━━━━━ Dataset excerpts

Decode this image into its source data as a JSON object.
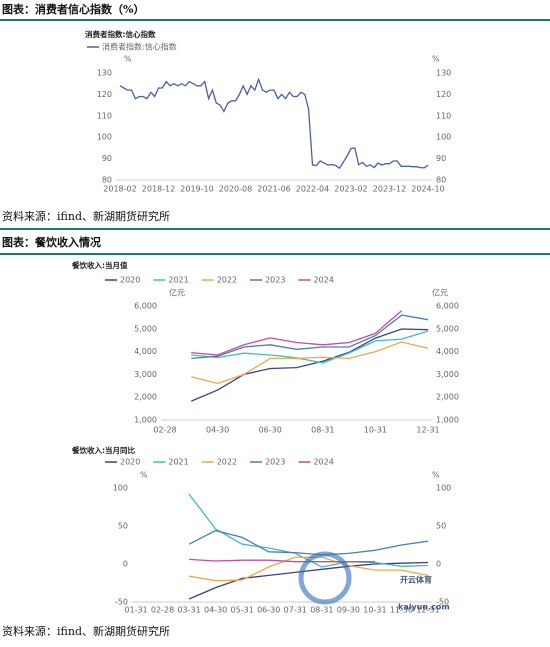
{
  "sections": [
    {
      "heading": "图表：消费者信心指数（%）",
      "source": "资料来源：ifind、新湖期货研究所"
    },
    {
      "heading": "图表：餐饮收入情况",
      "source": "资料来源：ifind、新湖期货研究所"
    }
  ],
  "watermark": {
    "title": "开云体育",
    "url": "kaiyun.com"
  },
  "chart_data": [
    {
      "type": "line",
      "title": "消费者指数:信心指数",
      "y_unit": "%",
      "ylim": [
        80,
        130
      ],
      "yticks": [
        80,
        90,
        100,
        110,
        120,
        130
      ],
      "grid": false,
      "categories": [
        "2018-02",
        null,
        null,
        null,
        null,
        null,
        null,
        null,
        null,
        null,
        "2018-12",
        null,
        null,
        null,
        null,
        null,
        null,
        null,
        null,
        null,
        "2019-10",
        null,
        null,
        null,
        null,
        null,
        null,
        null,
        null,
        null,
        "2020-08",
        null,
        null,
        null,
        null,
        null,
        null,
        null,
        null,
        null,
        "2021-06",
        null,
        null,
        null,
        null,
        null,
        null,
        null,
        null,
        null,
        "2022-04",
        null,
        null,
        null,
        null,
        null,
        null,
        null,
        null,
        null,
        "2023-02",
        null,
        null,
        null,
        null,
        null,
        null,
        null,
        null,
        null,
        "2023-12",
        null,
        null,
        null,
        null,
        null,
        null,
        null,
        null,
        null,
        "2024-10"
      ],
      "series": [
        {
          "name": "消费者指数:信心指数",
          "color": "#4a5fa8",
          "values": [
            124,
            123,
            122,
            122,
            118,
            119,
            119,
            118,
            121,
            119,
            123,
            123,
            126,
            124,
            125,
            124,
            125,
            124,
            126,
            125,
            124,
            124,
            126,
            118,
            122,
            116,
            115,
            112,
            116,
            117,
            117,
            120,
            124,
            120,
            124,
            122,
            127,
            122,
            121,
            122,
            122,
            118,
            120,
            118,
            121,
            119,
            119,
            121,
            120,
            113,
            87,
            86.8,
            88.9,
            87.9,
            87,
            87.2,
            86.8,
            85.5,
            88.3,
            91.2,
            94.7,
            94.9,
            87.1,
            88.2,
            86.4,
            87.1,
            85.8,
            87.9,
            87,
            87.6,
            87.6,
            88.9,
            88.9,
            86.4,
            86.4,
            86.4,
            86.2,
            86.2,
            85.8,
            85.7,
            86.9
          ]
        }
      ]
    },
    {
      "type": "line",
      "title": "餐饮收入:当月值",
      "y_unit": "亿元",
      "ylim": [
        1000,
        6000
      ],
      "yticks": [
        {
          "value": 1000,
          "label": "1,000"
        },
        {
          "value": 2000,
          "label": "2,000"
        },
        {
          "value": 3000,
          "label": "3,000"
        },
        {
          "value": 4000,
          "label": "4,000"
        },
        {
          "value": 5000,
          "label": "5,000"
        },
        {
          "value": 6000,
          "label": "6,000"
        }
      ],
      "grid": false,
      "categories": [
        "02-28",
        null,
        "04-30",
        null,
        "06-30",
        null,
        "08-31",
        null,
        "10-31",
        null,
        "12-31"
      ],
      "series": [
        {
          "name": "2020",
          "color": "#3b3f8f",
          "values": [
            null,
            1830,
            2310,
            3000,
            3260,
            3300,
            3580,
            3970,
            4590,
            4990,
            4960
          ]
        },
        {
          "name": "2021",
          "color": "#3cc0b5",
          "values": [
            null,
            3850,
            3740,
            3930,
            3850,
            3730,
            3500,
            3940,
            4470,
            4550,
            4900
          ]
        },
        {
          "name": "2022",
          "color": "#f5a54a",
          "values": [
            null,
            2900,
            2600,
            3000,
            3700,
            3700,
            3750,
            3700,
            4000,
            4420,
            4150
          ]
        },
        {
          "name": "2023",
          "color": "#4a7fb0",
          "values": [
            null,
            3700,
            3800,
            4200,
            4300,
            4100,
            4200,
            4200,
            4700,
            5600,
            5400
          ]
        },
        {
          "name": "2024",
          "color": "#c84ca0",
          "values": [
            null,
            3950,
            3850,
            4300,
            4600,
            4400,
            4300,
            4400,
            4800,
            5800,
            null
          ]
        }
      ]
    },
    {
      "type": "line",
      "title": "餐饮收入:当月同比",
      "y_unit": "%",
      "ylim": [
        -50,
        100
      ],
      "yticks": [
        -50,
        0,
        50,
        100
      ],
      "grid": false,
      "categories": [
        "01-31",
        "02-28",
        "03-31",
        "04-30",
        "05-31",
        "06-30",
        "07-31",
        "08-31",
        "09-30",
        "10-31",
        "11-30",
        "12-31"
      ],
      "series": [
        {
          "name": "2020",
          "color": "#3b3f8f",
          "values": [
            null,
            null,
            -46,
            -31,
            -19,
            -15,
            -11,
            -7,
            -3,
            0,
            1,
            2
          ]
        },
        {
          "name": "2021",
          "color": "#3cc0b5",
          "values": [
            null,
            null,
            92,
            46,
            26,
            21,
            14,
            -4,
            3,
            2,
            -3,
            -2
          ]
        },
        {
          "name": "2022",
          "color": "#f5a54a",
          "values": [
            null,
            null,
            -16,
            -22,
            -21,
            -4,
            9,
            9,
            -2,
            -8,
            -8,
            -15
          ]
        },
        {
          "name": "2023",
          "color": "#4a7fb0",
          "values": [
            null,
            null,
            26,
            44,
            35,
            16,
            15,
            12,
            14,
            18,
            25,
            30
          ]
        },
        {
          "name": "2024",
          "color": "#c84ca0",
          "values": [
            null,
            null,
            6,
            4,
            5,
            5,
            3,
            3,
            3,
            3,
            null,
            null
          ]
        }
      ]
    }
  ]
}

━━━━━━━━━━

The problem: Find the word "heading" in the data and copy out each line where it turns up.

Exercise response:
      "heading": "图表：消费者信心指数（%）",
      "heading": "图表：餐饮收入情况",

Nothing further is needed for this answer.